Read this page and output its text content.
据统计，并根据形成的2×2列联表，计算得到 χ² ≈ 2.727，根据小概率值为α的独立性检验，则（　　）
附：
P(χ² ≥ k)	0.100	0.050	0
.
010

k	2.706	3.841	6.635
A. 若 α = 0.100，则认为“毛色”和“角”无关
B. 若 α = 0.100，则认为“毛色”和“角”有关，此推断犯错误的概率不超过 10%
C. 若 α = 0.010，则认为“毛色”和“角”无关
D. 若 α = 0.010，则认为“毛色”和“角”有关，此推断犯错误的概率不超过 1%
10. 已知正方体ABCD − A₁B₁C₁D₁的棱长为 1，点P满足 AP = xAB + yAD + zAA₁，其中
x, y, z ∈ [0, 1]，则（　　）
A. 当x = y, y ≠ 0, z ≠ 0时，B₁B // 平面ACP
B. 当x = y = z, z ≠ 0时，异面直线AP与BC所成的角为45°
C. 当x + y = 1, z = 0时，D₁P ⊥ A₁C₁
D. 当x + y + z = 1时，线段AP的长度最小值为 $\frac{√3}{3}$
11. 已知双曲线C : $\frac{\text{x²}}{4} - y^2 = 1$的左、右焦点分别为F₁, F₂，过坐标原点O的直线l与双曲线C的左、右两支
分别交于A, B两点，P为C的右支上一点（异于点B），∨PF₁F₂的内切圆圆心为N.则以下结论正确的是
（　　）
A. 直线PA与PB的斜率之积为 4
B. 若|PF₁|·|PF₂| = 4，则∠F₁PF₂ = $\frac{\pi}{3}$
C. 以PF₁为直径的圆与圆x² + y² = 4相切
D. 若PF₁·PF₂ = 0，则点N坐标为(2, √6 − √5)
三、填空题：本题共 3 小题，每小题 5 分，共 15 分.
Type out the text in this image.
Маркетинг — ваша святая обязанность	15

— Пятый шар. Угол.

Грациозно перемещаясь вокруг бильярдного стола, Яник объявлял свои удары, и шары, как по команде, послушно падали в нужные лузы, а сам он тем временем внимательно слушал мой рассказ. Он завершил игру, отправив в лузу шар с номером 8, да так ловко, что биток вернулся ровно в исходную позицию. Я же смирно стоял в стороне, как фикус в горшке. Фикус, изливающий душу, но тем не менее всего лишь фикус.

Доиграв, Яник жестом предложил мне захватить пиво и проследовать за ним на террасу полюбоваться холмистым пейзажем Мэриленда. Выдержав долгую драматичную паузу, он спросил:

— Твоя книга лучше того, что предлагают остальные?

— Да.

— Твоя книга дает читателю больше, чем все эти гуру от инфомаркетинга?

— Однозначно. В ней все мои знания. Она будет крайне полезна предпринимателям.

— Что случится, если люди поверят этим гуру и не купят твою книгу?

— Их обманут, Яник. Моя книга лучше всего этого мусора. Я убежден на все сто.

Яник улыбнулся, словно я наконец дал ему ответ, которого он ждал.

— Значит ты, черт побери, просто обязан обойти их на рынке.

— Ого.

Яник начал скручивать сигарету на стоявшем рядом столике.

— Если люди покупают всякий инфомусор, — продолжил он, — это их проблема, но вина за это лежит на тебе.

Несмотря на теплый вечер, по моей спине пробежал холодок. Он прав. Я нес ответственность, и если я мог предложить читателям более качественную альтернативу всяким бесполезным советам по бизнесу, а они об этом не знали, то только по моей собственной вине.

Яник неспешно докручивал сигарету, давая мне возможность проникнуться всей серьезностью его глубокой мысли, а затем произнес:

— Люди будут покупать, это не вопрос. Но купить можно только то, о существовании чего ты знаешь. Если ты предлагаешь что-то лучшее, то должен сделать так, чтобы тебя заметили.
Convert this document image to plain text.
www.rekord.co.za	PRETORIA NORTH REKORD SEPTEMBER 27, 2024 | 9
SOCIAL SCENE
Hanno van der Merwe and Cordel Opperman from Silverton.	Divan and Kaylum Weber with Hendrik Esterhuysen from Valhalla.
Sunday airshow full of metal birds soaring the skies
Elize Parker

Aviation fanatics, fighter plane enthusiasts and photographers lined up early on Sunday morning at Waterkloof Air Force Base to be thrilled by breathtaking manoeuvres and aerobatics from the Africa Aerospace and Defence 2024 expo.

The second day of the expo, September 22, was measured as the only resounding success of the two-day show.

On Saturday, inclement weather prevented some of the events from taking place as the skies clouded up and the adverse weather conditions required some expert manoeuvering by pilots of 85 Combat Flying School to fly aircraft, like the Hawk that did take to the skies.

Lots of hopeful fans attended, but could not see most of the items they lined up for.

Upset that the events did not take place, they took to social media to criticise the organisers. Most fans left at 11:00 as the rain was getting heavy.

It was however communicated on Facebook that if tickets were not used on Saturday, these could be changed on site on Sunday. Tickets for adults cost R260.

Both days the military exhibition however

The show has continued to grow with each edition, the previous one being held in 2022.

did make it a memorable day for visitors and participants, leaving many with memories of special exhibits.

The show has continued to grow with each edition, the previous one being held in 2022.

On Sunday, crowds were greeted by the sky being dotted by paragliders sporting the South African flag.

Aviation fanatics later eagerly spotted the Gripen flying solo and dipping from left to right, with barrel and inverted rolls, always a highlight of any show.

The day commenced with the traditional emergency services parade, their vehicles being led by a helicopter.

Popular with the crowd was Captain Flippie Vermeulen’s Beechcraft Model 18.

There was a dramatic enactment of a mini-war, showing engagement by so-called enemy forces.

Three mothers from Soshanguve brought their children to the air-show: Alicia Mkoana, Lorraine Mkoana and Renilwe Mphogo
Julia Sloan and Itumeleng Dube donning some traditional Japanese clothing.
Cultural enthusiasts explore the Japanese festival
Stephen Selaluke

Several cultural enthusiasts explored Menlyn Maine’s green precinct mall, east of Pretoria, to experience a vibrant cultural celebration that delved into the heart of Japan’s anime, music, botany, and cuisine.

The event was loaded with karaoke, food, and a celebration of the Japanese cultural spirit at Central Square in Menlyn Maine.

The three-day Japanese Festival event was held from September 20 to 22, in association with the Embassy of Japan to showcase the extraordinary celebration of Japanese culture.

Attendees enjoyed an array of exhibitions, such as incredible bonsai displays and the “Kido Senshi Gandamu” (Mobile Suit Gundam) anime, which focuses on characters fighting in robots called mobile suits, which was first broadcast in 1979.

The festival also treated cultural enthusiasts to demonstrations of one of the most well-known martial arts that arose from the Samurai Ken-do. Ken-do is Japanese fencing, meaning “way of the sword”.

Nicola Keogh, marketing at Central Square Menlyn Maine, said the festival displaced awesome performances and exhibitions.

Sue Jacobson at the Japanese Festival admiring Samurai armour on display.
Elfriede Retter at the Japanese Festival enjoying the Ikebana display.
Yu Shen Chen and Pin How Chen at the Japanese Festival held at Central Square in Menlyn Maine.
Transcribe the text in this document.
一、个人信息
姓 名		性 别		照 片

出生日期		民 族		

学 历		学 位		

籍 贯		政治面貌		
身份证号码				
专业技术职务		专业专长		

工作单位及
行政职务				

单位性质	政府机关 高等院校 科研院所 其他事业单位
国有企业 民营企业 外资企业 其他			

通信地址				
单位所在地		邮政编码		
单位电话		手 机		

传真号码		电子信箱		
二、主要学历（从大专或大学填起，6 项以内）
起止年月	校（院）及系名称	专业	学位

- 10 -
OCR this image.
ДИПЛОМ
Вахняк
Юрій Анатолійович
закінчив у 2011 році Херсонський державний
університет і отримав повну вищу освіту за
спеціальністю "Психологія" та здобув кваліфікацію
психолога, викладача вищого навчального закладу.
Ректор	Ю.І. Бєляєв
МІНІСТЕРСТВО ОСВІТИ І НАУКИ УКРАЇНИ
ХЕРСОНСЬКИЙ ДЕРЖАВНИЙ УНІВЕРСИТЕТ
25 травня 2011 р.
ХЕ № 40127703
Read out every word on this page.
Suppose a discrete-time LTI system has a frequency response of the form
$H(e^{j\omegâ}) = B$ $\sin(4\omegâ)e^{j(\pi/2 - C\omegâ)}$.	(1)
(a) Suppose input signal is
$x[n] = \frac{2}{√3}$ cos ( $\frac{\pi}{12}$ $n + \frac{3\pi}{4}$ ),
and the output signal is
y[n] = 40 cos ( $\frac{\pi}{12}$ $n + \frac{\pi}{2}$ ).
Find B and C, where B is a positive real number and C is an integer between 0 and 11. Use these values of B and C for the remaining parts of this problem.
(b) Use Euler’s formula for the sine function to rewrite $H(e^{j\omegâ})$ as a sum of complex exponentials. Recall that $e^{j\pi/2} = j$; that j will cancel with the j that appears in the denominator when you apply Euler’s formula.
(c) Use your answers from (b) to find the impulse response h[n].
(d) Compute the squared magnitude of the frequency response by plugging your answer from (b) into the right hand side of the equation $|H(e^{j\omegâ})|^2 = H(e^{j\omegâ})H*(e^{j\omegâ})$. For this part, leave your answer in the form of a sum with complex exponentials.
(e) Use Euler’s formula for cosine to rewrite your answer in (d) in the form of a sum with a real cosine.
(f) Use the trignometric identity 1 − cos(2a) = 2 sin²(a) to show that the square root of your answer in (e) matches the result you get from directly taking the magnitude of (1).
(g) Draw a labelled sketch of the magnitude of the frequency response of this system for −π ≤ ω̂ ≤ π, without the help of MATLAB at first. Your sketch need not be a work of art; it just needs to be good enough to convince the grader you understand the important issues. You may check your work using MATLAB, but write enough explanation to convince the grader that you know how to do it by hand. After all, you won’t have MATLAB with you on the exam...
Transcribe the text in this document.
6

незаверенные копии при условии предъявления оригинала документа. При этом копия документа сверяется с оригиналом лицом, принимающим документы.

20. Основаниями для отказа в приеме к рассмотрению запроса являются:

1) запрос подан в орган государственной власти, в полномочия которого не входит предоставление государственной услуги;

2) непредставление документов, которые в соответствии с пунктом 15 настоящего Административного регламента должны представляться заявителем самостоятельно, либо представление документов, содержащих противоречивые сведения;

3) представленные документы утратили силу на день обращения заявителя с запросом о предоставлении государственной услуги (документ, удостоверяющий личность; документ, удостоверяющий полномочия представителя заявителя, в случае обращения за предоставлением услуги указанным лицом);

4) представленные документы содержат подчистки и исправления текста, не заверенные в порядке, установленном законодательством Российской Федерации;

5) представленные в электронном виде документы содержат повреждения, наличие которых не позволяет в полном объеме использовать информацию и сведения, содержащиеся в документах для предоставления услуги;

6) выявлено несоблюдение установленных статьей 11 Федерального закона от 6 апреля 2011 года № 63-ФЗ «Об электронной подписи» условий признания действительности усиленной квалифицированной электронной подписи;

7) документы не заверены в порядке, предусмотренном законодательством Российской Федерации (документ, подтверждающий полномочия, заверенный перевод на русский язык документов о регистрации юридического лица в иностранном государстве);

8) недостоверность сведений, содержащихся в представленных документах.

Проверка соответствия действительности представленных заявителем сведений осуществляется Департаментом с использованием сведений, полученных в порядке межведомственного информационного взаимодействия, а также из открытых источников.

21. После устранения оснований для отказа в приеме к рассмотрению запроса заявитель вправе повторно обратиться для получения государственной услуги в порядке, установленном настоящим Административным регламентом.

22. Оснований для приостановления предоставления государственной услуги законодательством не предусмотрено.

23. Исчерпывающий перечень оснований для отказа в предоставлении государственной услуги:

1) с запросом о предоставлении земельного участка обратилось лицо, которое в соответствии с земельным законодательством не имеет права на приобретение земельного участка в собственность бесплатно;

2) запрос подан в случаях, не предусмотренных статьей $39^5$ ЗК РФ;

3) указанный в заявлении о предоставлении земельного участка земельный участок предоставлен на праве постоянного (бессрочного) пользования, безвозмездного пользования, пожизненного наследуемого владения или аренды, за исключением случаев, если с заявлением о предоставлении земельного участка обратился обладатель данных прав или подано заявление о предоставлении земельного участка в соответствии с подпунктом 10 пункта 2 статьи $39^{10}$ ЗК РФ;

#### Set problem:
Lines that hold "being" are the ones to copy; find all of them.

#### Answer:
The show has continued to grow with each edition, the previous one being held in 2022.
The show has continued to grow with each edition, the previous one being held in 2022.
On Sunday, crowds were greeted by the sky being dotted by paragliders sporting the South African flag.
The day commenced with the traditional emergency services parade, their vehicles being led by a helicopter.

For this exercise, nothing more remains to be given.